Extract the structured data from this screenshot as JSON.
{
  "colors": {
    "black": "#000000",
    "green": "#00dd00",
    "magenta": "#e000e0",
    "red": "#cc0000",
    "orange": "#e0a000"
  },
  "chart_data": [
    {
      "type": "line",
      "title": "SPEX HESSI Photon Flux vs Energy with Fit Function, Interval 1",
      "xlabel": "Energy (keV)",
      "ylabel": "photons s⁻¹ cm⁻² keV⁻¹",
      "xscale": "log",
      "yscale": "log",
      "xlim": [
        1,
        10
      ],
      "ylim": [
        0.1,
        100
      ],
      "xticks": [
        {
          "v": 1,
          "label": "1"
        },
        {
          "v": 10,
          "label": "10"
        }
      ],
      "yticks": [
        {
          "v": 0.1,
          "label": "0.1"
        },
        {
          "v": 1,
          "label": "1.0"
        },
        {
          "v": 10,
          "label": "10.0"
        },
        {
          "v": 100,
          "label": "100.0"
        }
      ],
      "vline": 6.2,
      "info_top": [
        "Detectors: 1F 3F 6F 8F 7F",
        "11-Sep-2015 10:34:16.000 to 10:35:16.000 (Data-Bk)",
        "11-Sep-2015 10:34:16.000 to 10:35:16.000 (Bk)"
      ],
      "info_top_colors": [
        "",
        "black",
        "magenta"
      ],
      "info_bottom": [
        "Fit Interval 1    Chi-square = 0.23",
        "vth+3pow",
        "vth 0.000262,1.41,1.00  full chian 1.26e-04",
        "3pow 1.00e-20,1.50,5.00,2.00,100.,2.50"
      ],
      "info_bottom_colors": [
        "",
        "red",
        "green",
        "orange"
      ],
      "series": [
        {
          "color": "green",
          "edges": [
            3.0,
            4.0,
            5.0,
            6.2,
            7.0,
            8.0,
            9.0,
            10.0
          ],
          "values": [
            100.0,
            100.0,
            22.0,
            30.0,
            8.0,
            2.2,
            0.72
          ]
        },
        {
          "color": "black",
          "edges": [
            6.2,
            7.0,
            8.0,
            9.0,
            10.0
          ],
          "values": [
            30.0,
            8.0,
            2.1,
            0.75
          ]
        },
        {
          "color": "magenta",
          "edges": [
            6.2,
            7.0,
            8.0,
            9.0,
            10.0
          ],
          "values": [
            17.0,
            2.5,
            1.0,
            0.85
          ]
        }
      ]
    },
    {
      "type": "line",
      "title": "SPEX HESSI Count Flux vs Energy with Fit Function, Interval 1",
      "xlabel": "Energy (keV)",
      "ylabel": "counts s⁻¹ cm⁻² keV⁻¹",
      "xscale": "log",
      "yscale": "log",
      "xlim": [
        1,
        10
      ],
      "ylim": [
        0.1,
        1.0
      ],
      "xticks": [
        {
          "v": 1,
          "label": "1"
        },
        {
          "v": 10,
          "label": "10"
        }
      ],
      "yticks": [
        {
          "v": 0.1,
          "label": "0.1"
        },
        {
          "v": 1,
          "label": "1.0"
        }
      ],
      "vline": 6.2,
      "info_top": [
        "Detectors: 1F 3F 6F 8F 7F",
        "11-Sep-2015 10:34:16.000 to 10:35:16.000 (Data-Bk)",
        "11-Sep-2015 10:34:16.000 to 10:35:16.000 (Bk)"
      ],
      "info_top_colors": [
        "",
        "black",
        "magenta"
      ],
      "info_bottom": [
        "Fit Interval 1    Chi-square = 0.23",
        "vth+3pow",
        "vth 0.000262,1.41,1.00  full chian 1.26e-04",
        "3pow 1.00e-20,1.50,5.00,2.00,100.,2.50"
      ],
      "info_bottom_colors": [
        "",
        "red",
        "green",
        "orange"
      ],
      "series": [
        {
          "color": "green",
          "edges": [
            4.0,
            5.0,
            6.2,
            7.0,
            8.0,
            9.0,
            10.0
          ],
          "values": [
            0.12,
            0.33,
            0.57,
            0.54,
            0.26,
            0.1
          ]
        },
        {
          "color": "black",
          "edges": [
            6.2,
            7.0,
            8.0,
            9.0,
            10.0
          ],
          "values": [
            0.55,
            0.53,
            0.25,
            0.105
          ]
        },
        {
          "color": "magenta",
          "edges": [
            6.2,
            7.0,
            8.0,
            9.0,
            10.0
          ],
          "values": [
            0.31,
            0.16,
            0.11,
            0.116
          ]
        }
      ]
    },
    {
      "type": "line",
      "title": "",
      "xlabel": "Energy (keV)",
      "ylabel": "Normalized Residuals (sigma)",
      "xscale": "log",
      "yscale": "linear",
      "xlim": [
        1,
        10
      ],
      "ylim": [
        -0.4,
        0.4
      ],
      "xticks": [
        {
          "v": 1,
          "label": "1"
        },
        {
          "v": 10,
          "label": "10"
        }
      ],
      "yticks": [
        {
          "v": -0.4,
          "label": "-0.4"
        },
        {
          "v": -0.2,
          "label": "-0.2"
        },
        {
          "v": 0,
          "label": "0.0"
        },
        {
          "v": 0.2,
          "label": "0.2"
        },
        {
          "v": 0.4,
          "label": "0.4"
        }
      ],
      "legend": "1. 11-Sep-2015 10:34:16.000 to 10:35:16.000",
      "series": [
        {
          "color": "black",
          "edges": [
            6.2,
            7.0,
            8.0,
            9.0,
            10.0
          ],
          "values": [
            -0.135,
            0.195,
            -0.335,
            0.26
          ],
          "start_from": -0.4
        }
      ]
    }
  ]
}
──────
Task brief – Extract every entry above as it appears.

Final answer –
Extract the structured data from this screenshot as JSON.
{
  "colors": {
    "black": "#000000",
    "green": "#00dd00",
    "magenta": "#e000e0",
    "red": "#cc0000",
    "orange": "#e0a000"
  },
  "chart_data": [
    {
      "type": "line",
      "title": "SPEX HESSI Photon Flux vs Energy with Fit Function, Interval 1",
      "xlabel": "Energy (keV)",
      "ylabel": "photons s⁻¹ cm⁻² keV⁻¹",
      "xscale": "log",
      "yscale": "log",
      "xlim": [
        1,
        10
      ],
      "ylim": [
        0.1,
        100
      ],
      "xticks": [
        {
          "v": 1,
          "label": "1"
        },
        {
          "v": 10,
          "label": "10"
        }
      ],
      "yticks": [
        {
          "v": 0.1,
          "label": "0.1"
        },
        {
          "v": 1,
          "label": "1.0"
        },
        {
          "v": 10,
          "label": "10.0"
        },
        {
          "v": 100,
          "label": "100.0"
        }
      ],
      "vline": 6.2,
      "info_top": [
        "Detectors: 1F 3F 6F 8F 7F",
        "11-Sep-2015 10:34:16.000 to 10:35:16.000 (Data-Bk)",
        "11-Sep-2015 10:34:16.000 to 10:35:16.000 (Bk)"
      ],
      "info_top_colors": [
        "",
        "black",
        "magenta"
      ],
      "info_bottom": [
        "Fit Interval 1    Chi-square = 0.23",
        "vth+3pow",
        "vth 0.000262,1.41,1.00  full chian 1.26e-04",
        "3pow 1.00e-20,1.50,5.00,2.00,100.,2.50"
      ],
      "info_bottom_colors": [
        "",
        "red",
        "green",
        "orange"
      ],
      "series": [
        {
          "color": "green",
          "edges": [
            3.0,
            4.0,
            5.0,
            6.2,
            7.0,
            8.0,
            9.0,
            10.0
          ],
          "values": [
            100.0,
            100.0,
            22.0,
            30.0,
            8.0,
            2.2,
            0.72
          ]
        },
        {
          "color": "black",
          "edges": [
            6.2,
            7.0,
            8.0,
            9.0,
            10.0
          ],
          "values": [
            30.0,
            8.0,
            2.1,
            0.75
          ]
        },
        {
          "color": "magenta",
          "edges": [
            6.2,
            7.0,
            8.0,
            9.0,
            10.0
          ],
          "values": [
            17.0,
            2.5,
            1.0,
            0.85
          ]
        }
      ]
    },
    {
      "type": "line",
      "title": "SPEX HESSI Count Flux vs Energy with Fit Function, Interval 1",
      "xlabel": "Energy (keV)",
      "ylabel": "counts s⁻¹ cm⁻² keV⁻¹",
      "xscale": "log",
      "yscale": "log",
      "xlim": [
        1,
        10
      ],
      "ylim": [
        0.1,
        1.0
      ],
      "xticks": [
        {
          "v": 1,
          "label": "1"
        },
        {
          "v": 10,
          "label": "10"
        }
      ],
      "yticks": [
        {
          "v": 0.1,
          "label": "0.1"
        },
        {
          "v": 1,
          "label": "1.0"
        }
      ],
      "vline": 6.2,
      "info_top": [
        "Detectors: 1F 3F 6F 8F 7F",
        "11-Sep-2015 10:34:16.000 to 10:35:16.000 (Data-Bk)",
        "11-Sep-2015 10:34:16.000 to 10:35:16.000 (Bk)"
      ],
      "info_top_colors": [
        "",
        "black",
        "magenta"
      ],
      "info_bottom": [
        "Fit Interval 1    Chi-square = 0.23",
        "vth+3pow",
        "vth 0.000262,1.41,1.00  full chian 1.26e-04",
        "3pow 1.00e-20,1.50,5.00,2.00,100.,2.50"
      ],
      "info_bottom_colors": [
        "",
        "red",
        "green",
        "orange"
      ],
      "series": [
        {
          "color": "green",
          "edges": [
            4.0,
            5.0,
            6.2,
            7.0,
            8.0,
            9.0,
            10.0
          ],
          "values": [
            0.12,
            0.33,
            0.57,
            0.54,
            0.26,
            0.1
          ]
        },
        {
          "color": "black",
          "edges": [
            6.2,
            7.0,
            8.0,
            9.0,
            10.0
          ],
          "values": [
            0.55,
            0.53,
            0.25,
            0.105
          ]
        },
        {
          "color": "magenta",
          "edges": [
            6.2,
            7.0,
            8.0,
            9.0,
            10.0
          ],
          "values": [
            0.31,
            0.16,
            0.11,
            0.116
          ]
        }
      ]
    },
    {
      "type": "line",
      "title": "",
      "xlabel": "Energy (keV)",
      "ylabel": "Normalized Residuals (sigma)",
      "xscale": "log",
      "yscale": "linear",
      "xlim": [
        1,
        10
      ],
      "ylim": [
        -0.4,
        0.4
      ],
      "xticks": [
        {
          "v": 1,
          "label": "1"
        },
        {
          "v": 10,
          "label": "10"
        }
      ],
      "yticks": [
        {
          "v": -0.4,
          "label": "-0.4"
        },
        {
          "v": -0.2,
          "label": "-0.2"
        },
        {
          "v": 0,
          "label": "0.0"
        },
        {
          "v": 0.2,
          "label": "0.2"
        },
        {
          "v": 0.4,
          "label": "0.4"
        }
      ],
      "legend": "1. 11-Sep-2015 10:34:16.000 to 10:35:16.000",
      "series": [
        {
          "color": "black",
          "edges": [
            6.2,
            7.0,
            8.0,
            9.0,
            10.0
          ],
          "values": [
            -0.135,
            0.195,
            -0.335,
            0.26
          ],
          "start_from": -0.4
        }
      ]
    }
  ]
}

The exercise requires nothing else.